(To be done) Transcribe each of the records below exactly, excluding all pictures.

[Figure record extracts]

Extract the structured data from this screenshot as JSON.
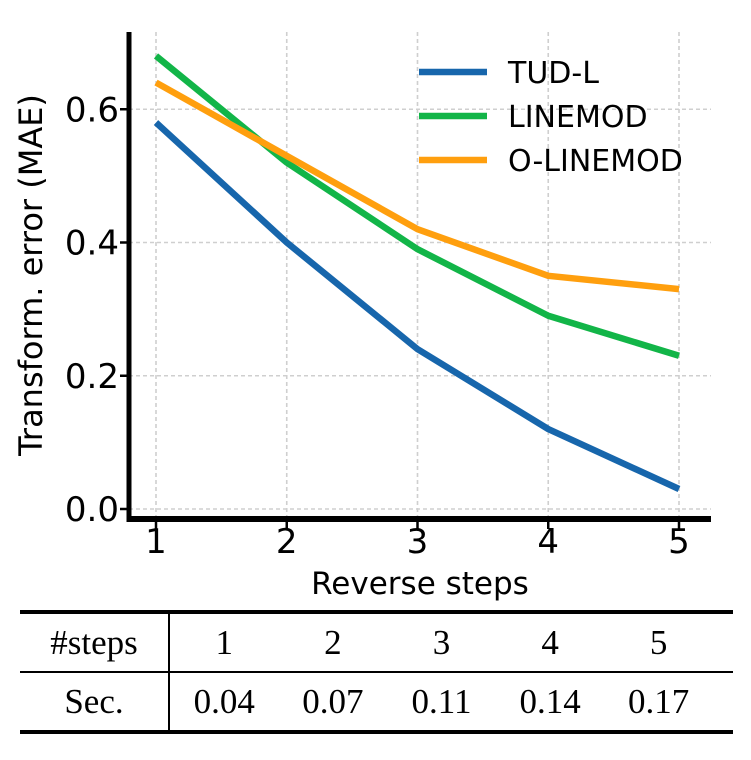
{
  "figure": {
    "background": "#ffffff"
  },
  "chart_data": {
    "type": "line",
    "x": [
      1,
      2,
      3,
      4,
      5
    ],
    "xlabel": "Reverse steps",
    "ylabel": "Transform. error (MAE)",
    "x_tick_labels": [
      "1",
      "2",
      "3",
      "4",
      "5"
    ],
    "y_ticks": [
      0.0,
      0.2,
      0.4,
      0.6
    ],
    "y_tick_labels": [
      "0.0",
      "0.2",
      "0.4",
      "0.6"
    ],
    "xlim": [
      0.8,
      5.24
    ],
    "ylim": [
      -0.015,
      0.715
    ],
    "grid": true,
    "grid_style": "dashed",
    "legend_position": "upper right",
    "series": [
      {
        "name": "TUD-L",
        "color": "#1766ac",
        "values": [
          0.58,
          0.4,
          0.24,
          0.12,
          0.03
        ]
      },
      {
        "name": "LINEMOD",
        "color": "#12b548",
        "values": [
          0.68,
          0.52,
          0.39,
          0.29,
          0.23
        ]
      },
      {
        "name": "O-LINEMOD",
        "color": "#ff9f0e",
        "values": [
          0.64,
          0.53,
          0.42,
          0.35,
          0.33
        ]
      }
    ]
  },
  "table": {
    "header_label": "#steps",
    "row_label": "Sec.",
    "steps": [
      "1",
      "2",
      "3",
      "4",
      "5"
    ],
    "seconds": [
      "0.04",
      "0.07",
      "0.11",
      "0.14",
      "0.17"
    ]
  },
  "colors": {
    "grid": "#cfcfcf",
    "axis": "#000000",
    "text": "#000000",
    "background": "#ffffff"
  }
}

(Complete output)
Extract the structured data from this screenshot as JSON.
{
  "figure": {
    "background": "#ffffff"
  },
  "chart_data": {
    "type": "line",
    "x": [
      1,
      2,
      3,
      4,
      5
    ],
    "xlabel": "Reverse steps",
    "ylabel": "Transform. error (MAE)",
    "x_tick_labels": [
      "1",
      "2",
      "3",
      "4",
      "5"
    ],
    "y_ticks": [
      0.0,
      0.2,
      0.4,
      0.6
    ],
    "y_tick_labels": [
      "0.0",
      "0.2",
      "0.4",
      "0.6"
    ],
    "xlim": [
      0.8,
      5.24
    ],
    "ylim": [
      -0.015,
      0.715
    ],
    "grid": true,
    "grid_style": "dashed",
    "legend_position": "upper right",
    "series": [
      {
        "name": "TUD-L",
        "color": "#1766ac",
        "values": [
          0.58,
          0.4,
          0.24,
          0.12,
          0.03
        ]
      },
      {
        "name": "LINEMOD",
        "color": "#12b548",
        "values": [
          0.68,
          0.52,
          0.39,
          0.29,
          0.23
        ]
      },
      {
        "name": "O-LINEMOD",
        "color": "#ff9f0e",
        "values": [
          0.64,
          0.53,
          0.42,
          0.35,
          0.33
        ]
      }
    ]
  },
  "table": {
    "header_label": "#steps",
    "row_label": "Sec.",
    "steps": [
      "1",
      "2",
      "3",
      "4",
      "5"
    ],
    "seconds": [
      "0.04",
      "0.07",
      "0.11",
      "0.14",
      "0.17"
    ]
  },
  "colors": {
    "grid": "#cfcfcf",
    "axis": "#000000",
    "text": "#000000",
    "background": "#ffffff"
  }
}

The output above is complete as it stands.